Stored data —
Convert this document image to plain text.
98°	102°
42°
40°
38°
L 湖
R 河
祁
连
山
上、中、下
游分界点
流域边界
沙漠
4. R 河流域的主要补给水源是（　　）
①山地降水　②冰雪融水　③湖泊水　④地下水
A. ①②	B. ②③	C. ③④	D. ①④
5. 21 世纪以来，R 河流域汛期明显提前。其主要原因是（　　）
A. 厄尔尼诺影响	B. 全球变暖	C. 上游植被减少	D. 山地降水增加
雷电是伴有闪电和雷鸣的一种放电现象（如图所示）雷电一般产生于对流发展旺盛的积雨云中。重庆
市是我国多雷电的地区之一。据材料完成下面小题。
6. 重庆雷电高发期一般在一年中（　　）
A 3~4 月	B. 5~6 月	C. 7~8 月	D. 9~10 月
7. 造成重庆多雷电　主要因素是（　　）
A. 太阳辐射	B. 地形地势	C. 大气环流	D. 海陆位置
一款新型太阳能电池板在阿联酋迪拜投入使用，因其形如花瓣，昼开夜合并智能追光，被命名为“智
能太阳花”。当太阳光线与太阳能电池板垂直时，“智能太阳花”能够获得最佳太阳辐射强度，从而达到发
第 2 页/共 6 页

Job — All records above must be set down exactly, please.

Finished task —
Convert this document image to plain text.
98°	102°
42°
40°
38°
L 湖
R 河
祁
连
山
上、中、下
游分界点
流域边界
沙漠
4. R 河流域的主要补给水源是（　　）
①山地降水　②冰雪融水　③湖泊水　④地下水
A. ①②	B. ②③	C. ③④	D. ①④
5. 21 世纪以来，R 河流域汛期明显提前。其主要原因是（　　）
A. 厄尔尼诺影响	B. 全球变暖	C. 上游植被减少	D. 山地降水增加
雷电是伴有闪电和雷鸣的一种放电现象（如图所示）雷电一般产生于对流发展旺盛的积雨云中。重庆
市是我国多雷电的地区之一。据材料完成下面小题。
6. 重庆雷电高发期一般在一年中（　　）
A 3~4 月	B. 5~6 月	C. 7~8 月	D. 9~10 月
7. 造成重庆多雷电　主要因素是（　　）
A. 太阳辐射	B. 地形地势	C. 大气环流	D. 海陆位置
一款新型太阳能电池板在阿联酋迪拜投入使用，因其形如花瓣，昼开夜合并智能追光，被命名为“智
能太阳花”。当太阳光线与太阳能电池板垂直时，“智能太阳花”能够获得最佳太阳辐射强度，从而达到发
第 2 页/共 6 页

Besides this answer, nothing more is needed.